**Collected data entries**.
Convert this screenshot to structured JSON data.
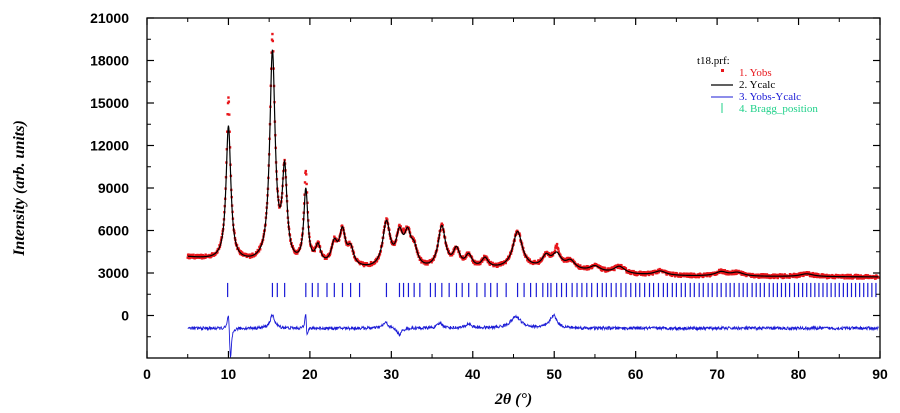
{
  "chart_data": {
    "type": "line",
    "title": "",
    "xlabel": "2θ (°)",
    "ylabel": "Intensity (arb. units)",
    "xlim": [
      0,
      90
    ],
    "ylim": [
      -3000,
      21000
    ],
    "x_ticks": [
      "0",
      "10",
      "20",
      "30",
      "40",
      "50",
      "60",
      "70",
      "80",
      "90"
    ],
    "y_ticks": [
      "0",
      "3000",
      "6000",
      "9000",
      "12000",
      "15000",
      "18000",
      "21000"
    ],
    "legend": {
      "title": "t18.prf:",
      "placement": "top-right",
      "entries": [
        {
          "label": "1. Yobs",
          "color": "#e8161b"
        },
        {
          "label": "2. Ycalc",
          "color": "#000000"
        },
        {
          "label": "3. Yobs-Ycalc",
          "color": "#1b1bd6"
        },
        {
          "label": "4. Bragg_position",
          "color": "#1fd18a"
        }
      ]
    },
    "peaks": [
      {
        "x": 10.0,
        "h": 9500,
        "w": 0.35
      },
      {
        "x": 15.4,
        "h": 14800,
        "w": 0.4
      },
      {
        "x": 16.9,
        "h": 6300,
        "w": 0.35
      },
      {
        "x": 19.5,
        "h": 5200,
        "w": 0.3
      },
      {
        "x": 21.0,
        "h": 1300,
        "w": 0.4
      },
      {
        "x": 23.0,
        "h": 1500,
        "w": 0.45
      },
      {
        "x": 24.0,
        "h": 2400,
        "w": 0.45
      },
      {
        "x": 25.0,
        "h": 1200,
        "w": 0.45
      },
      {
        "x": 29.4,
        "h": 3200,
        "w": 0.55
      },
      {
        "x": 31.0,
        "h": 2200,
        "w": 0.5
      },
      {
        "x": 32.0,
        "h": 2100,
        "w": 0.5
      },
      {
        "x": 32.8,
        "h": 1200,
        "w": 0.5
      },
      {
        "x": 36.2,
        "h": 3000,
        "w": 0.55
      },
      {
        "x": 38.0,
        "h": 1300,
        "w": 0.5
      },
      {
        "x": 39.5,
        "h": 900,
        "w": 0.5
      },
      {
        "x": 41.5,
        "h": 700,
        "w": 0.5
      },
      {
        "x": 45.5,
        "h": 2600,
        "w": 0.7
      },
      {
        "x": 49.0,
        "h": 800,
        "w": 0.6
      },
      {
        "x": 50.3,
        "h": 1000,
        "w": 0.7
      },
      {
        "x": 52.0,
        "h": 600,
        "w": 0.7
      },
      {
        "x": 55.0,
        "h": 400,
        "w": 0.8
      },
      {
        "x": 58.0,
        "h": 500,
        "w": 0.8
      },
      {
        "x": 63.0,
        "h": 300,
        "w": 0.9
      },
      {
        "x": 70.5,
        "h": 300,
        "w": 0.9
      },
      {
        "x": 72.5,
        "h": 250,
        "w": 0.9
      },
      {
        "x": 81.0,
        "h": 200,
        "w": 1.0
      }
    ],
    "obs_extra_peaks": [
      {
        "x": 10.0,
        "h": 2100
      },
      {
        "x": 15.4,
        "h": 1000
      },
      {
        "x": 19.5,
        "h": 1300
      },
      {
        "x": 31.5,
        "h": 300
      },
      {
        "x": 50.3,
        "h": 500
      }
    ],
    "diff_features": [
      {
        "x": 10.0,
        "h": 1500,
        "w": 0.15
      },
      {
        "x": 10.25,
        "h": -2500,
        "w": 0.15
      },
      {
        "x": 15.4,
        "h": 900,
        "w": 0.35
      },
      {
        "x": 19.5,
        "h": 1900,
        "w": 0.12
      },
      {
        "x": 19.6,
        "h": -1200,
        "w": 0.15
      },
      {
        "x": 29.3,
        "h": 400,
        "w": 0.4
      },
      {
        "x": 31.0,
        "h": -500,
        "w": 0.3
      },
      {
        "x": 36.0,
        "h": 350,
        "w": 0.4
      },
      {
        "x": 39.5,
        "h": 300,
        "w": 0.4
      },
      {
        "x": 45.3,
        "h": 800,
        "w": 0.8
      },
      {
        "x": 49.9,
        "h": 900,
        "w": 0.5
      }
    ],
    "diff_offset": -900,
    "bragg_positions": [
      9.9,
      15.4,
      16.0,
      16.9,
      19.5,
      20.3,
      21.0,
      22.1,
      23.0,
      24.0,
      25.0,
      26.1,
      29.4,
      31.0,
      31.5,
      32.1,
      32.8,
      33.5,
      34.8,
      35.4,
      36.2,
      37.1,
      38.0,
      38.7,
      39.5,
      40.5,
      41.5,
      42.2,
      43.0,
      44.1,
      45.5,
      46.3,
      47.1,
      47.8,
      48.6,
      49.2,
      49.6,
      50.3,
      50.9,
      51.5,
      52.2,
      52.8,
      53.4,
      54.0,
      54.6,
      55.3,
      55.9,
      56.4,
      57.0,
      57.6,
      58.2,
      58.8,
      59.4,
      60.0,
      60.5,
      61.1,
      61.7,
      62.2,
      62.8,
      63.4,
      63.9,
      64.5,
      65.0,
      65.6,
      66.1,
      66.7,
      67.2,
      67.8,
      68.3,
      68.9,
      69.4,
      70.0,
      70.5,
      71.1,
      71.6,
      72.1,
      72.7,
      73.2,
      73.7,
      74.3,
      74.8,
      75.3,
      75.8,
      76.4,
      76.9,
      77.4,
      77.9,
      78.4,
      78.9,
      79.5,
      80.0,
      80.5,
      81.0,
      81.5,
      82.0,
      82.5,
      83.0,
      83.5,
      84.0,
      84.5,
      85.0,
      85.5,
      86.0,
      86.5,
      87.0,
      87.5,
      88.0,
      88.5,
      89.0,
      89.5
    ]
  }
}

**What is asked**. Using the listing above, show every line that includes the string "color".

**Full solution**.
          "color": "#e8161b"
          "color": "#000000"
          "color": "#1b1bd6"
          "color": "#1fd18a"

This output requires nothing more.